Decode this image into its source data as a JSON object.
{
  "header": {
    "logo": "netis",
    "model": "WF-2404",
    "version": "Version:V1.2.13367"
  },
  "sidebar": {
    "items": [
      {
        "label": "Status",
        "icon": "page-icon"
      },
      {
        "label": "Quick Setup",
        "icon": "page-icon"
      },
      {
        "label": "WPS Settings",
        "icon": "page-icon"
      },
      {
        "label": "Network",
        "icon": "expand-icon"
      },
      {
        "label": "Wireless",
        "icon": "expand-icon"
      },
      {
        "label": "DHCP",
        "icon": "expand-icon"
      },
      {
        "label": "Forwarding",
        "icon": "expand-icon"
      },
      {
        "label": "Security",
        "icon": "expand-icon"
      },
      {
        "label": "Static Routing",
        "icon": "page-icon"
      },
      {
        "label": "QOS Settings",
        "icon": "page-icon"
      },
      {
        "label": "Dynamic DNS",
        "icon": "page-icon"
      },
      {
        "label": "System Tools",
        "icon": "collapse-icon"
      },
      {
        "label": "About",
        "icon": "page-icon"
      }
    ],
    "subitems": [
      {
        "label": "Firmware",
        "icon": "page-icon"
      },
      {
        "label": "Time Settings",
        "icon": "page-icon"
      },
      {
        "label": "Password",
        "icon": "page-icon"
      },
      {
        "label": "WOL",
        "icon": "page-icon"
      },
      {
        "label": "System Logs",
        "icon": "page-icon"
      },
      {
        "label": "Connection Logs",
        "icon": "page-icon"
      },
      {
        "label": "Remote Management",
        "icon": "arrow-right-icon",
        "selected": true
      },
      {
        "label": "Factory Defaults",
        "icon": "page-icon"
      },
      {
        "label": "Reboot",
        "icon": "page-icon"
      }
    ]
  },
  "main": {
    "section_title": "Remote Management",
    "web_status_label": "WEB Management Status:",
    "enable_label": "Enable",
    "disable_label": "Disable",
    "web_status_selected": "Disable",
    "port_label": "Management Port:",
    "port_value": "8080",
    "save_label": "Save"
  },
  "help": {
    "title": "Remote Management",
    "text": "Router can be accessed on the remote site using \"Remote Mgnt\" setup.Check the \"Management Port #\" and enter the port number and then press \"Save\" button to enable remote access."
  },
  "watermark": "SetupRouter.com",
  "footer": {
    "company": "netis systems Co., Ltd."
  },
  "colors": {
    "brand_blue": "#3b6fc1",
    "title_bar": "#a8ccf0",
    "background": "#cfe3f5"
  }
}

^^^^^^^^

Short problem: Output every line above without altering anything.

Solution to this exercise:
Decode this image into its source data as a JSON object.
{
  "header": {
    "logo": "netis",
    "model": "WF-2404",
    "version": "Version:V1.2.13367"
  },
  "sidebar": {
    "items": [
      {
        "label": "Status",
        "icon": "page-icon"
      },
      {
        "label": "Quick Setup",
        "icon": "page-icon"
      },
      {
        "label": "WPS Settings",
        "icon": "page-icon"
      },
      {
        "label": "Network",
        "icon": "expand-icon"
      },
      {
        "label": "Wireless",
        "icon": "expand-icon"
      },
      {
        "label": "DHCP",
        "icon": "expand-icon"
      },
      {
        "label": "Forwarding",
        "icon": "expand-icon"
      },
      {
        "label": "Security",
        "icon": "expand-icon"
      },
      {
        "label": "Static Routing",
        "icon": "page-icon"
      },
      {
        "label": "QOS Settings",
        "icon": "page-icon"
      },
      {
        "label": "Dynamic DNS",
        "icon": "page-icon"
      },
      {
        "label": "System Tools",
        "icon": "collapse-icon"
      },
      {
        "label": "About",
        "icon": "page-icon"
      }
    ],
    "subitems": [
      {
        "label": "Firmware",
        "icon": "page-icon"
      },
      {
        "label": "Time Settings",
        "icon": "page-icon"
      },
      {
        "label": "Password",
        "icon": "page-icon"
      },
      {
        "label": "WOL",
        "icon": "page-icon"
      },
      {
        "label": "System Logs",
        "icon": "page-icon"
      },
      {
        "label": "Connection Logs",
        "icon": "page-icon"
      },
      {
        "label": "Remote Management",
        "icon": "arrow-right-icon",
        "selected": true
      },
      {
        "label": "Factory Defaults",
        "icon": "page-icon"
      },
      {
        "label": "Reboot",
        "icon": "page-icon"
      }
    ]
  },
  "main": {
    "section_title": "Remote Management",
    "web_status_label": "WEB Management Status:",
    "enable_label": "Enable",
    "disable_label": "Disable",
    "web_status_selected": "Disable",
    "port_label": "Management Port:",
    "port_value": "8080",
    "save_label": "Save"
  },
  "help": {
    "title": "Remote Management",
    "text": "Router can be accessed on the remote site using \"Remote Mgnt\" setup.Check the \"Management Port #\" and enter the port number and then press \"Save\" button to enable remote access."
  },
  "watermark": "SetupRouter.com",
  "footer": {
    "company": "netis systems Co., Ltd."
  },
  "colors": {
    "brand_blue": "#3b6fc1",
    "title_bar": "#a8ccf0",
    "background": "#cfe3f5"
  }
}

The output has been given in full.